((
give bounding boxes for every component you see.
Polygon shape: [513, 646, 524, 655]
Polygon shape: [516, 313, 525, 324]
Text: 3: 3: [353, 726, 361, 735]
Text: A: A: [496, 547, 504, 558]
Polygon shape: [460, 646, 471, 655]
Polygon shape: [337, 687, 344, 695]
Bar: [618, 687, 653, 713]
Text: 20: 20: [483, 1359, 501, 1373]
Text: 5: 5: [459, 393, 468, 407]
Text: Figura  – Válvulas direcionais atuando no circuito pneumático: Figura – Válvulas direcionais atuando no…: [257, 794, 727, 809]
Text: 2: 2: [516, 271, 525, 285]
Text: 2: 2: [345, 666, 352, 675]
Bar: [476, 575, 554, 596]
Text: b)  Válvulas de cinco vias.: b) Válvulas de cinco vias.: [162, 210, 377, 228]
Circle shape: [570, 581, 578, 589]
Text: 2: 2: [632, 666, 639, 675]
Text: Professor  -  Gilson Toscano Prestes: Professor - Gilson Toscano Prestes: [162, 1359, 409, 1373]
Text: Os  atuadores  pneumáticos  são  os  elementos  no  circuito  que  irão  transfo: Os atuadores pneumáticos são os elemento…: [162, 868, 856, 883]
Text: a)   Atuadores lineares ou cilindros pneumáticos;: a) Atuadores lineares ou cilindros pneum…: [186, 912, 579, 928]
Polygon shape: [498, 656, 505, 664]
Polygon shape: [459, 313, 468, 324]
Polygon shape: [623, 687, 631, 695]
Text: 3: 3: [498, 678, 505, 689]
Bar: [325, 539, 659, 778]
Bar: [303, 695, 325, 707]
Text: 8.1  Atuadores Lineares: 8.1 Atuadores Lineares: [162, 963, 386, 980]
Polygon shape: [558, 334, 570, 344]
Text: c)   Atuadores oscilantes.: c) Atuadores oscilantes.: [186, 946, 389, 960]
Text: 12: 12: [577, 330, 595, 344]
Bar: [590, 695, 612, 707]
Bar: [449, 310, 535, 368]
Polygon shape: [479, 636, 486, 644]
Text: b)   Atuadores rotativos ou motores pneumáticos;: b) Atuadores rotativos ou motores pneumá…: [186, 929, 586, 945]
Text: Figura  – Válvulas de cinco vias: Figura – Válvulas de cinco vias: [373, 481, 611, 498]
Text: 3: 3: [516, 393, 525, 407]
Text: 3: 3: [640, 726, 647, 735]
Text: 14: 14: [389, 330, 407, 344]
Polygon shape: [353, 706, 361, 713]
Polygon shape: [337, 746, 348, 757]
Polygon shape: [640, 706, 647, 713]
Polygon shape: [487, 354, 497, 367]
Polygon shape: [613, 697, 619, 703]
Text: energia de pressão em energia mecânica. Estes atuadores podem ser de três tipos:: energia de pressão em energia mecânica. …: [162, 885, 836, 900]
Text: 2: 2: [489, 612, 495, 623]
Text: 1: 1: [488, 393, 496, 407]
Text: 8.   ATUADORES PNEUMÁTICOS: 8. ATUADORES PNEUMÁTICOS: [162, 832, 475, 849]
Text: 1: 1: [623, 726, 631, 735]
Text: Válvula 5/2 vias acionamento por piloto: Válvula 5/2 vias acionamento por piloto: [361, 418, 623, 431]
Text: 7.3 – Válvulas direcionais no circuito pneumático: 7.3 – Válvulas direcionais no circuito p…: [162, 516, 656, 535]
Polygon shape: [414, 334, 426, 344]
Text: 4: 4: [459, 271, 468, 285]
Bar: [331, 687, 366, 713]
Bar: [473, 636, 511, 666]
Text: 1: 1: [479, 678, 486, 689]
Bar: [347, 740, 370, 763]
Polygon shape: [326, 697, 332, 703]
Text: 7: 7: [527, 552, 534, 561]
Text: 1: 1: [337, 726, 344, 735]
))
[STATED PROBLEM]:
Repeat the listing above verbatim, from its first line through the line that contains "Text: 5: 5: [459, 393, 468, 407]", with both of those lines included.

[REPLY]:
give bounding boxes for every component you see.
Polygon shape: [513, 646, 524, 655]
Polygon shape: [516, 313, 525, 324]
Text: 3: 3: [353, 726, 361, 735]
Text: A: A: [496, 547, 504, 558]
Polygon shape: [460, 646, 471, 655]
Polygon shape: [337, 687, 344, 695]
Bar: [618, 687, 653, 713]
Text: 20: 20: [483, 1359, 501, 1373]
Text: 5: 5: [459, 393, 468, 407]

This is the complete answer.